───── Input for this task ─────

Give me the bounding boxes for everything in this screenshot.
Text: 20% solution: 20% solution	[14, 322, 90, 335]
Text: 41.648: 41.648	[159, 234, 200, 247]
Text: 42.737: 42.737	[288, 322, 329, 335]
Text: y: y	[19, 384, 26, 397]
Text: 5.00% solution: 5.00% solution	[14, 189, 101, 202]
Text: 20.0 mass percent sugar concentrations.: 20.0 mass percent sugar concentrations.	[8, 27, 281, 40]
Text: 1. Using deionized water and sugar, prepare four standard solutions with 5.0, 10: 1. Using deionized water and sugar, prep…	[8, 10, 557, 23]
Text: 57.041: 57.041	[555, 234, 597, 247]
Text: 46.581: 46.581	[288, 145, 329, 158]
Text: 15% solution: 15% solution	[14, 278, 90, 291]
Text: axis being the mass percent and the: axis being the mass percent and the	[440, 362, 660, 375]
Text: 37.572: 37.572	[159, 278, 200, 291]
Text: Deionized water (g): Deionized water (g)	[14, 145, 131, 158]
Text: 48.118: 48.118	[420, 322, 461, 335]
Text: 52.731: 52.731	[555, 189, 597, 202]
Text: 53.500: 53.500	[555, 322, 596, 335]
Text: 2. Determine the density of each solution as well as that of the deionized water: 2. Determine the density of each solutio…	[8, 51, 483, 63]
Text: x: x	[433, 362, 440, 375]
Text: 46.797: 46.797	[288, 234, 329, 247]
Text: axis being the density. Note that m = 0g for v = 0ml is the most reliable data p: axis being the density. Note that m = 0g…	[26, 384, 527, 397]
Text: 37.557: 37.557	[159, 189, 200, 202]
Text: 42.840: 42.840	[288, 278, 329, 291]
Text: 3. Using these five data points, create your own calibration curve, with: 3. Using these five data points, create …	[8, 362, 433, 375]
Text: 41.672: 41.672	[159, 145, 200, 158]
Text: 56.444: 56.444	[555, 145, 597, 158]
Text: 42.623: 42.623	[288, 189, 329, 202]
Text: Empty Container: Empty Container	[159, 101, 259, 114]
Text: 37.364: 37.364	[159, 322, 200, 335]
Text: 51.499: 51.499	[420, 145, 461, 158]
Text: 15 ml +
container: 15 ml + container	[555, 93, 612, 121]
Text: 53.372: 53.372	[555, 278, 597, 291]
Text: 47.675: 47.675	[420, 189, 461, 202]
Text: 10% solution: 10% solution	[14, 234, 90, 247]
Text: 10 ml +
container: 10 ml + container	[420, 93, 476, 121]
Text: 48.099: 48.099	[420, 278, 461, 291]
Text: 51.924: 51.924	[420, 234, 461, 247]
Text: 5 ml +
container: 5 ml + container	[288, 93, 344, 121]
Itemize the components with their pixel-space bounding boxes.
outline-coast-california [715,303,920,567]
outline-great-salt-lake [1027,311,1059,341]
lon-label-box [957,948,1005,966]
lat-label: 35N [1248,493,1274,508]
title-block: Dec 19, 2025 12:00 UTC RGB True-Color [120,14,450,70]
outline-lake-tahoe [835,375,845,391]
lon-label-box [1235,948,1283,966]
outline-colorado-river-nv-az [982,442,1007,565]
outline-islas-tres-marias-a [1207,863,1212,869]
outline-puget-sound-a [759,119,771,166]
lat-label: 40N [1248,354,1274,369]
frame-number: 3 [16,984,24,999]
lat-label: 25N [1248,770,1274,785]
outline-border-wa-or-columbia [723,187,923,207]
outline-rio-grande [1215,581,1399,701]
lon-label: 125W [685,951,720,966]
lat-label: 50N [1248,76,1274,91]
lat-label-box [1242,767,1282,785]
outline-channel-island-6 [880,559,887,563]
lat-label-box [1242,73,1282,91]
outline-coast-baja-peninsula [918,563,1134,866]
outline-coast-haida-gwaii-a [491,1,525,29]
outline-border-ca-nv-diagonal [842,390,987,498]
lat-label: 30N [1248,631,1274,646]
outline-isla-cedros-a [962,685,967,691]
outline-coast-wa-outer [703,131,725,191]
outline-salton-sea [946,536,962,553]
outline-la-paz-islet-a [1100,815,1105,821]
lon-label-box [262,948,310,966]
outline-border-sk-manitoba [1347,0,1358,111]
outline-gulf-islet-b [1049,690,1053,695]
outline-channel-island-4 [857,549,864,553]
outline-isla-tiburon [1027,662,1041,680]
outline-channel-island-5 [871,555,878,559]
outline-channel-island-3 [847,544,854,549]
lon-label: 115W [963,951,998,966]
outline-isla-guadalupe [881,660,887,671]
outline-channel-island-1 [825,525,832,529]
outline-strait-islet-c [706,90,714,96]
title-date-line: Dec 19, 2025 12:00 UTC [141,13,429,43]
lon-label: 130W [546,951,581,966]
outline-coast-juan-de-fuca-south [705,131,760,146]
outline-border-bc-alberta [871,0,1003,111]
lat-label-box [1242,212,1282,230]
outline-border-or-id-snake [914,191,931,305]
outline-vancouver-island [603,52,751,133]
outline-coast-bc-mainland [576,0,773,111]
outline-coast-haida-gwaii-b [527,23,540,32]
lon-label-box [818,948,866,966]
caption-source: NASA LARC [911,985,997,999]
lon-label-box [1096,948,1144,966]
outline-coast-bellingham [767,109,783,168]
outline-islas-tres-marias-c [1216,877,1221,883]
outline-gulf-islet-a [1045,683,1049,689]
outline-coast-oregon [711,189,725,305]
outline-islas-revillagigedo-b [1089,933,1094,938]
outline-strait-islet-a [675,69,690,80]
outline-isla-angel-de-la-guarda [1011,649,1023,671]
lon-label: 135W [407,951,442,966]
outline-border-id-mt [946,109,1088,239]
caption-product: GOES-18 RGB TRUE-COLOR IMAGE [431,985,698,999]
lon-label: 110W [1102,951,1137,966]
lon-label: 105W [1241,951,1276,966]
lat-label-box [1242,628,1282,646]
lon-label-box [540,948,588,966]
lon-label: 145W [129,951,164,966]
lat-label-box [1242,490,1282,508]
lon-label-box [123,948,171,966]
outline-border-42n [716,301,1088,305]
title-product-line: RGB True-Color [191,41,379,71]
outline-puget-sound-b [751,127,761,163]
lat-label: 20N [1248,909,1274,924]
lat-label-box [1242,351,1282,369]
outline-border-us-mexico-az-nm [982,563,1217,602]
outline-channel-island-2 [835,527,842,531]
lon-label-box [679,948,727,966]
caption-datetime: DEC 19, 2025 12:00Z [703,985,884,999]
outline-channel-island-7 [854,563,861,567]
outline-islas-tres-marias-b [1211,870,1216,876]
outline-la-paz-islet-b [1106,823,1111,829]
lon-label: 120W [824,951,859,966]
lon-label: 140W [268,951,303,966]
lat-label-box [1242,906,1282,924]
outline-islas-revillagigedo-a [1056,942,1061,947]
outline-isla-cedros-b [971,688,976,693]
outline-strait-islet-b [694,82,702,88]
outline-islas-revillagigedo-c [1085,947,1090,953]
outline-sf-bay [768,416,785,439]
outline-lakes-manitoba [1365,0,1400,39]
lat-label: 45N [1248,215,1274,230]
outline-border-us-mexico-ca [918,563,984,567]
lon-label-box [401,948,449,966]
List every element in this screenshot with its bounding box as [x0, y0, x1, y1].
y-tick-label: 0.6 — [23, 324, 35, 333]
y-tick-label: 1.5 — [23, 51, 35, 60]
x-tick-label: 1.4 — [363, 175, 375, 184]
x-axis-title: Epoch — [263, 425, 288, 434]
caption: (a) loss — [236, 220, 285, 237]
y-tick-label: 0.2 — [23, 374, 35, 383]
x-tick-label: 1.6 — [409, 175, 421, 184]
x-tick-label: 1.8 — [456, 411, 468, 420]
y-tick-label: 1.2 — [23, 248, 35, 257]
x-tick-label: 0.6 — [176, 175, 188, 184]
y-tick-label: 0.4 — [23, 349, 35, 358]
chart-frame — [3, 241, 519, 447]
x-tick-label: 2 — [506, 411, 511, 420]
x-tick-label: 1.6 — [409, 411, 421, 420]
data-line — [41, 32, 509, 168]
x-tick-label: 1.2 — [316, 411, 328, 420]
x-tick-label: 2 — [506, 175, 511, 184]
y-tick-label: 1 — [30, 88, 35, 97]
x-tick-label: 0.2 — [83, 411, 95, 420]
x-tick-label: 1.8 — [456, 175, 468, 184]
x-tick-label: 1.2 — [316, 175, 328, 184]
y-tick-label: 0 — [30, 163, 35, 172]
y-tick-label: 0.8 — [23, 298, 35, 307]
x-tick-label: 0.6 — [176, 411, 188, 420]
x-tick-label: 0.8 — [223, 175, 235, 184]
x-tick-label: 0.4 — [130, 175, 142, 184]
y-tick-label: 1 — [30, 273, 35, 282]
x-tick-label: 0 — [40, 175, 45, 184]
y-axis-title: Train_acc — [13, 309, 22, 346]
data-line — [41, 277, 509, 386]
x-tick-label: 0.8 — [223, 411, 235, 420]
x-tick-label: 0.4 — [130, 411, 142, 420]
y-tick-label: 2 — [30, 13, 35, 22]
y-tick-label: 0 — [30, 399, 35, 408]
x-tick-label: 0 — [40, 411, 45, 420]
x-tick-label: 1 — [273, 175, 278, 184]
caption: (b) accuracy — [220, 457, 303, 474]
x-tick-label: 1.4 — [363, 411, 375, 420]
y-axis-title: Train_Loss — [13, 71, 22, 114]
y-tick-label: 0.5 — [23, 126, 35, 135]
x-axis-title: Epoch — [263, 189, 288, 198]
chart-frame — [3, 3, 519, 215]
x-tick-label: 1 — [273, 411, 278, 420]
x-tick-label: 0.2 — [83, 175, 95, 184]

─────

* **What you are asked to do**
Reproduce word for word the rows from the very first one through the row containing "Text: 5.00% solution: 5.00%", including both ends.

* **Result below**
Give me the bounding boxes for everything in this screenshot.
Text: 20% solution: 20% solution	[14, 322, 90, 335]
Text: 41.648: 41.648	[159, 234, 200, 247]
Text: 42.737: 42.737	[288, 322, 329, 335]
Text: y: y	[19, 384, 26, 397]
Text: 5.00% solution: 5.00% solution	[14, 189, 101, 202]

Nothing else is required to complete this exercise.